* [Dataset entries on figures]
============================================================

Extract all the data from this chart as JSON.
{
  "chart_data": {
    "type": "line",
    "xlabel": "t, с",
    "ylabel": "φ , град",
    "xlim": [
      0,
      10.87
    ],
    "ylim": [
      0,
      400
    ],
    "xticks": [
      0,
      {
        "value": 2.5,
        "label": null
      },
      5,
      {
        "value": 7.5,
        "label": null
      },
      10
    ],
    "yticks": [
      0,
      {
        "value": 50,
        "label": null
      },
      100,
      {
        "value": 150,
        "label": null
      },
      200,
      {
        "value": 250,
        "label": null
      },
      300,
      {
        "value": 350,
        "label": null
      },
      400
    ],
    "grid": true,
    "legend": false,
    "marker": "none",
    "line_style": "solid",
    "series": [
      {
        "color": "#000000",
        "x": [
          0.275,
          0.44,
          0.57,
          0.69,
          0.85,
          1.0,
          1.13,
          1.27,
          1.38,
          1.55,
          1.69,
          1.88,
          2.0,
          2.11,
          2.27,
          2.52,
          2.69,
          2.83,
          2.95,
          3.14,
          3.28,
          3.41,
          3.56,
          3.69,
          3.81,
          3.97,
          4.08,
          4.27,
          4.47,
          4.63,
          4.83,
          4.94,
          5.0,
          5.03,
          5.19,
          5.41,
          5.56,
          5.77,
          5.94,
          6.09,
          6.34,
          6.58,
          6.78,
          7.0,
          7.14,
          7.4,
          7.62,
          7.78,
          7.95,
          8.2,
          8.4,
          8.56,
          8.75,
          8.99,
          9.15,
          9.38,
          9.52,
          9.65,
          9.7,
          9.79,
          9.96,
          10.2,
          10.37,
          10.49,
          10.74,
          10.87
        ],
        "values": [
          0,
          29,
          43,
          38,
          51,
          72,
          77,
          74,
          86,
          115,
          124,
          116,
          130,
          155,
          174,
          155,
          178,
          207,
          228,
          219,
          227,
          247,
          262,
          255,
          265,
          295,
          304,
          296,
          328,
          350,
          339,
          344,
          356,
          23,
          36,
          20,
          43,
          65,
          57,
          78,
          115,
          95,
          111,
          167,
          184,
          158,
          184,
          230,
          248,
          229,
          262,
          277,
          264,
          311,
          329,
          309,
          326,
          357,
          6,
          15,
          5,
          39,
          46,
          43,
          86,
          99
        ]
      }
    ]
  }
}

============================================================

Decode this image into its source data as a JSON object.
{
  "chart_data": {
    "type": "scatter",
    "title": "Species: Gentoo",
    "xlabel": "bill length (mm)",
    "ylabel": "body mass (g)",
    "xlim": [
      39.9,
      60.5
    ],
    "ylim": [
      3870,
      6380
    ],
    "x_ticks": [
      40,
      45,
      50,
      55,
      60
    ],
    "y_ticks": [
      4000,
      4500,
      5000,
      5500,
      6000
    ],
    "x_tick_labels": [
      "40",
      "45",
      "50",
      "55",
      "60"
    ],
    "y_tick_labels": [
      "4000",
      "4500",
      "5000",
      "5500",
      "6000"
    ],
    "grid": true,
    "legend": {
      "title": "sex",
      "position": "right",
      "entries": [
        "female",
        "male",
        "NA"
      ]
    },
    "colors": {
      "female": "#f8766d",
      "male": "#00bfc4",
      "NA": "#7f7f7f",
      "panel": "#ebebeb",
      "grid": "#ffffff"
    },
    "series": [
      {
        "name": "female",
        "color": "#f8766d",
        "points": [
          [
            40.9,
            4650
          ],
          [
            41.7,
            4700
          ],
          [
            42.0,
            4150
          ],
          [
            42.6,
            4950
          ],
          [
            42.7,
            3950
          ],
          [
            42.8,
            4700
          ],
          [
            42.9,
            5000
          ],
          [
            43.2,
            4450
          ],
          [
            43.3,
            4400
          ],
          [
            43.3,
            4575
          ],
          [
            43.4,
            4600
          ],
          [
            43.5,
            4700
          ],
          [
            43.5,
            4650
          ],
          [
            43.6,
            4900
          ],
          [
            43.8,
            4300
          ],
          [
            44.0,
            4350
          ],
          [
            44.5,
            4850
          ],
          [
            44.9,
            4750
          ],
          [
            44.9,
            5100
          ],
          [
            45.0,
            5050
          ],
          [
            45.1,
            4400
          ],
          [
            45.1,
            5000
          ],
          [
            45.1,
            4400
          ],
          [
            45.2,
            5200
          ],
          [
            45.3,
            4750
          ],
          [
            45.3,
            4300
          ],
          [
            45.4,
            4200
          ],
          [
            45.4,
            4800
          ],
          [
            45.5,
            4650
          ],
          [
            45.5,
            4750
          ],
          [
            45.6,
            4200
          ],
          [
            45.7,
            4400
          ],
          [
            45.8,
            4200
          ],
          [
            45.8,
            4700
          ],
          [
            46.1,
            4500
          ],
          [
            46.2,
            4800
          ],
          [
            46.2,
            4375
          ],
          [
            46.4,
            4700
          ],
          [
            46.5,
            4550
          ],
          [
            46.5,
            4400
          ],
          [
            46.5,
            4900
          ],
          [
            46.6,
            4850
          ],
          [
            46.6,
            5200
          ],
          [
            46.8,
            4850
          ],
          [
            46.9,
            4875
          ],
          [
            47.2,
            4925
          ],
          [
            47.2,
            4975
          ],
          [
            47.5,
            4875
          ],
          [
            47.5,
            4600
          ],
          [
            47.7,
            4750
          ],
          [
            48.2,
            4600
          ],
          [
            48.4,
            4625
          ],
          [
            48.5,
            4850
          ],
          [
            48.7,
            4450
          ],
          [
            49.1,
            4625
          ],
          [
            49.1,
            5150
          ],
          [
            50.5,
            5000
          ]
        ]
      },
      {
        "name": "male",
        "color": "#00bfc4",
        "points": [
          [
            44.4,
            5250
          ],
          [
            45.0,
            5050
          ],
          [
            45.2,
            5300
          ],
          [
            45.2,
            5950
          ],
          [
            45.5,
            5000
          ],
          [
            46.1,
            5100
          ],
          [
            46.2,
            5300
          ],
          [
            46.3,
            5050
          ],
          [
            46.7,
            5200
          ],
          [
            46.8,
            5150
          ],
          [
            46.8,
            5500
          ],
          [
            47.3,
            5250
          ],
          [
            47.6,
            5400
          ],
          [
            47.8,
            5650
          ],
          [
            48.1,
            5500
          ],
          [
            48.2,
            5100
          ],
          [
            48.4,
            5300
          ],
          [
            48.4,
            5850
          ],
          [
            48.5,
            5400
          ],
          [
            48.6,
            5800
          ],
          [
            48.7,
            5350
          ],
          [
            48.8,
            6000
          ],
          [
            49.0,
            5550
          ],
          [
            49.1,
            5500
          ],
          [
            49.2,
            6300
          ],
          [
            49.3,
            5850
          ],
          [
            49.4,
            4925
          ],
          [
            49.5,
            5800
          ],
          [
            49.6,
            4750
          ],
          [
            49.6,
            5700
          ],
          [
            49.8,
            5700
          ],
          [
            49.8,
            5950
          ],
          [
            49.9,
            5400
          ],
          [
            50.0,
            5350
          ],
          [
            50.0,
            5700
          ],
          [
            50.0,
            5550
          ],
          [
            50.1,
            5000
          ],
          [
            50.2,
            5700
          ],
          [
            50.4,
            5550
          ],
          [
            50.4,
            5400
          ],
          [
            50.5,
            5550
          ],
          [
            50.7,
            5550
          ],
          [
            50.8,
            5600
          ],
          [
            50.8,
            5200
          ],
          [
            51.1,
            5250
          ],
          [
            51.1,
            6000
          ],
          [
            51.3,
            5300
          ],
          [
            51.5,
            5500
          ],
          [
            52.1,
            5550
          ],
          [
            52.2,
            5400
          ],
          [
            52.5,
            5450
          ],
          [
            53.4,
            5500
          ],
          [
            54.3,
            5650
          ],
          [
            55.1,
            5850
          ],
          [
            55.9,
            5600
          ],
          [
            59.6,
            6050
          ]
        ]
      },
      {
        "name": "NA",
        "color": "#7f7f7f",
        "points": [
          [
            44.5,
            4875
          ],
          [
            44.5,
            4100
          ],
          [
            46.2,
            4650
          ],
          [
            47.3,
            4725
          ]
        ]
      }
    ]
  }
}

============================================================

* [TO DO]
Look through the records and gather every line containing "JSON".

* [RESPONSE TO THE EXERCISE]
Extract all the data from this chart as JSON.
Decode this image into its source data as a JSON object.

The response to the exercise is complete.